— START Raw records —
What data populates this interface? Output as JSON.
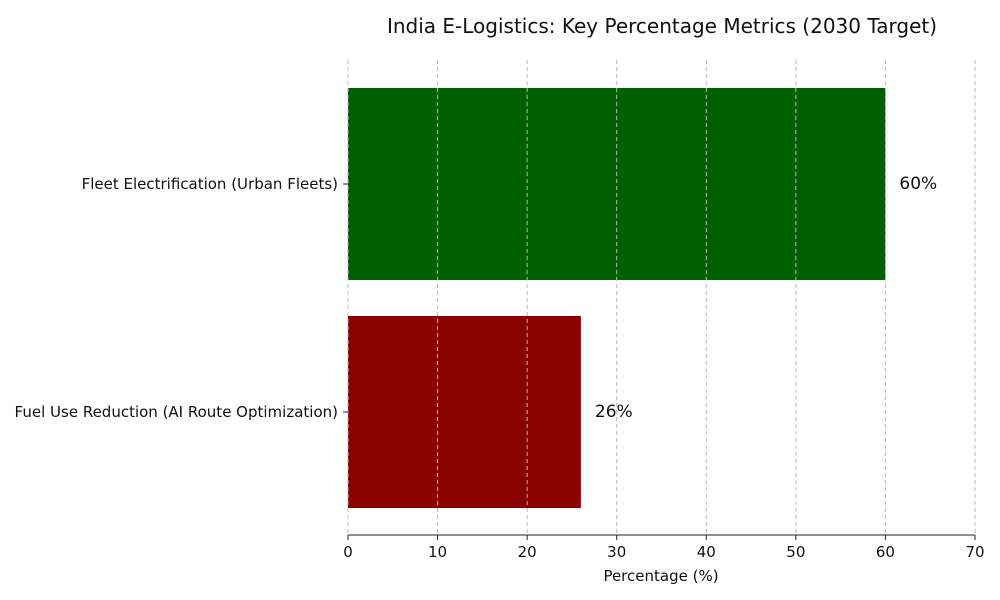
{
  "chart_data": {
    "type": "bar",
    "orientation": "horizontal",
    "title": "India E-Logistics: Key Percentage Metrics (2030 Target)",
    "xlabel": "Percentage (%)",
    "ylabel": "",
    "xlim": [
      0,
      70
    ],
    "xticks": [
      0,
      10,
      20,
      30,
      40,
      50,
      60,
      70
    ],
    "grid": "vertical dashed",
    "categories": [
      "Fleet Electrification (Urban Fleets)",
      "Fuel Use Reduction (AI Route Optimization)"
    ],
    "values": [
      60,
      26
    ],
    "data_labels": [
      "60%",
      "26%"
    ],
    "colors": [
      "#006000",
      "#8b0000"
    ]
  }
}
— END Raw records —
- Objective
Your task is to repeat the material above exactly, without its pictures.

- Result
What data populates this interface? Output as JSON.
{
  "chart_data": {
    "type": "bar",
    "orientation": "horizontal",
    "title": "India E-Logistics: Key Percentage Metrics (2030 Target)",
    "xlabel": "Percentage (%)",
    "ylabel": "",
    "xlim": [
      0,
      70
    ],
    "xticks": [
      0,
      10,
      20,
      30,
      40,
      50,
      60,
      70
    ],
    "grid": "vertical dashed",
    "categories": [
      "Fleet Electrification (Urban Fleets)",
      "Fuel Use Reduction (AI Route Optimization)"
    ],
    "values": [
      60,
      26
    ],
    "data_labels": [
      "60%",
      "26%"
    ],
    "colors": [
      "#006000",
      "#8b0000"
    ]
  }
}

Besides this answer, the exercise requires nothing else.